PROBLEM REQUIREMENTS: Exactly reproduce the lines beginning with the line that includes "What's the underlying" and ending with the last line of the data.
------------------------------
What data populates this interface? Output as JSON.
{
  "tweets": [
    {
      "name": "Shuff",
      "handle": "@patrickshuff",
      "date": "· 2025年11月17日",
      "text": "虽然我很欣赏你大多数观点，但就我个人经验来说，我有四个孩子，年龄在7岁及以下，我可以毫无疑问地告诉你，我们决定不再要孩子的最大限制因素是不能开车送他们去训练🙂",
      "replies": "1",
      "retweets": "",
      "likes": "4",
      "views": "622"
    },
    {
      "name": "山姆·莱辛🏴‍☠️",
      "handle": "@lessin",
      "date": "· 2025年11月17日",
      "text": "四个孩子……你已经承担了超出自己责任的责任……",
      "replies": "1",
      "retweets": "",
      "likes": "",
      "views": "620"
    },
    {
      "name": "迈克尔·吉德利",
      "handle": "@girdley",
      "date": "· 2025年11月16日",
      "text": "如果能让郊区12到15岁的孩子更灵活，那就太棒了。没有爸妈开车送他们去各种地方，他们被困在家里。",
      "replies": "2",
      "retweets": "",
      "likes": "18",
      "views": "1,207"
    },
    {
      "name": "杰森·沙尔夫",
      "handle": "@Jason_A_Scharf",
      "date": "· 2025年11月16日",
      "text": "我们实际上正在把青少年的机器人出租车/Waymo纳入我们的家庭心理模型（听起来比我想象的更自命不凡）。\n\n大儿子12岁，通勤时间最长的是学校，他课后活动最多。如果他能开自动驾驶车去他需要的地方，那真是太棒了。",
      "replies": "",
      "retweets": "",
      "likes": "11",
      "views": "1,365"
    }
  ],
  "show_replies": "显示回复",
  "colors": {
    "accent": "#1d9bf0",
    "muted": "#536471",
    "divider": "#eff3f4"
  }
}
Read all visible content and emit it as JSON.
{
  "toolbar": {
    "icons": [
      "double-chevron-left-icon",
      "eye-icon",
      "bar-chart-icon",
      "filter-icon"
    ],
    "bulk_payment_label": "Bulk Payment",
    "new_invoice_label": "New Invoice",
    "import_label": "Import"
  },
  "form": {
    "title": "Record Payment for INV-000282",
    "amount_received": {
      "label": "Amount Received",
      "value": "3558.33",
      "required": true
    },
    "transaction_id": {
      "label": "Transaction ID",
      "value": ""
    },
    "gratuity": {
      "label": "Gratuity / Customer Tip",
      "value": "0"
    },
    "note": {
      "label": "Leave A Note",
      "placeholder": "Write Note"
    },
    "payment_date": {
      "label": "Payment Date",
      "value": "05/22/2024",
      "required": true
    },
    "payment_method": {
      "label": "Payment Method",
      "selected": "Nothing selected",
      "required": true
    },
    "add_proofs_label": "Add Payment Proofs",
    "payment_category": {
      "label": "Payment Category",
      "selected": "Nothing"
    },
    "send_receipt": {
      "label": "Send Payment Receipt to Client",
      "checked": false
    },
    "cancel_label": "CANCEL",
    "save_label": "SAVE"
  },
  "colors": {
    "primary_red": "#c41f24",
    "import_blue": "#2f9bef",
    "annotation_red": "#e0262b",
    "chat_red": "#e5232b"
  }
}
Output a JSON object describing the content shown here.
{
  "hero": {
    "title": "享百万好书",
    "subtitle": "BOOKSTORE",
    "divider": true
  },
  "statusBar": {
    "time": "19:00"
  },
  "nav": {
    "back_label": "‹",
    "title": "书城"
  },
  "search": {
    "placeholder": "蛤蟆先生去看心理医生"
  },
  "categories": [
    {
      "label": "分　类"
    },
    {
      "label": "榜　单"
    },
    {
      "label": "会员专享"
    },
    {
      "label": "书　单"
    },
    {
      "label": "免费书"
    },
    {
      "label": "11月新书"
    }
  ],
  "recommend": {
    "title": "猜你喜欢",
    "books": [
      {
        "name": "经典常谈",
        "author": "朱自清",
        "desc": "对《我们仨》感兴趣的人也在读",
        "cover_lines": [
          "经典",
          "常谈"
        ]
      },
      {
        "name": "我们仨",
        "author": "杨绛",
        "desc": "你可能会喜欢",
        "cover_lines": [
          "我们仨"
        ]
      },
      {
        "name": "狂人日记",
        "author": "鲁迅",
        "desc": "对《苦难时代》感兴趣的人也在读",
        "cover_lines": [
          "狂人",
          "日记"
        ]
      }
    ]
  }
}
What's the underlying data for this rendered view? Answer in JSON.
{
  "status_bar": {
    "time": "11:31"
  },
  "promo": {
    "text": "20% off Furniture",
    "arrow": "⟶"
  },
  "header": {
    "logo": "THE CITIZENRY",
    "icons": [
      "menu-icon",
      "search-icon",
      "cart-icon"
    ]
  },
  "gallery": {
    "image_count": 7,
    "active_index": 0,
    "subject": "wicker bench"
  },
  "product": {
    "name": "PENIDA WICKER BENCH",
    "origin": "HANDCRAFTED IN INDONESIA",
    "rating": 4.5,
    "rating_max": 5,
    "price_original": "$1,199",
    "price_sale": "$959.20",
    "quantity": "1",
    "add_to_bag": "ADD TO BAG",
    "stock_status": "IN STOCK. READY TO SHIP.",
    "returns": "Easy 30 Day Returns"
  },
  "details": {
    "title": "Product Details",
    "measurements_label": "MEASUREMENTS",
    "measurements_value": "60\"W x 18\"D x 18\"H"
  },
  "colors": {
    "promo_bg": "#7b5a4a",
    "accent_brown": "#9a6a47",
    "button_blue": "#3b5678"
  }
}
------------------------------
WRITTEN REPLY:
What's the underlying data for this rendered view? Answer in JSON.
{
  "status_bar": {
    "time": "11:31"
  },
  "promo": {
    "text": "20% off Furniture",
    "arrow": "⟶"
  },
  "header": {
    "logo": "THE CITIZENRY",
    "icons": [
      "menu-icon",
      "search-icon",
      "cart-icon"
    ]
  },
  "gallery": {
    "image_count": 7,
    "active_index": 0,
    "subject": "wicker bench"
  },
  "product": {
    "name": "PENIDA WICKER BENCH",
    "origin": "HANDCRAFTED IN INDONESIA",
    "rating": 4.5,
    "rating_max": 5,
    "price_original": "$1,199",
    "price_sale": "$959.20",
    "quantity": "1",
    "add_to_bag": "ADD TO BAG",
    "stock_status": "IN STOCK. READY TO SHIP.",
    "returns": "Easy 30 Day Returns"
  },
  "details": {
    "title": "Product Details",
    "measurements_label": "MEASUREMENTS",
    "measurements_value": "60\"W x 18\"D x 18\"H"
  },
  "colors": {
    "promo_bg": "#7b5a4a",
    "accent_brown": "#9a6a47",
    "button_blue": "#3b5678"
  }
}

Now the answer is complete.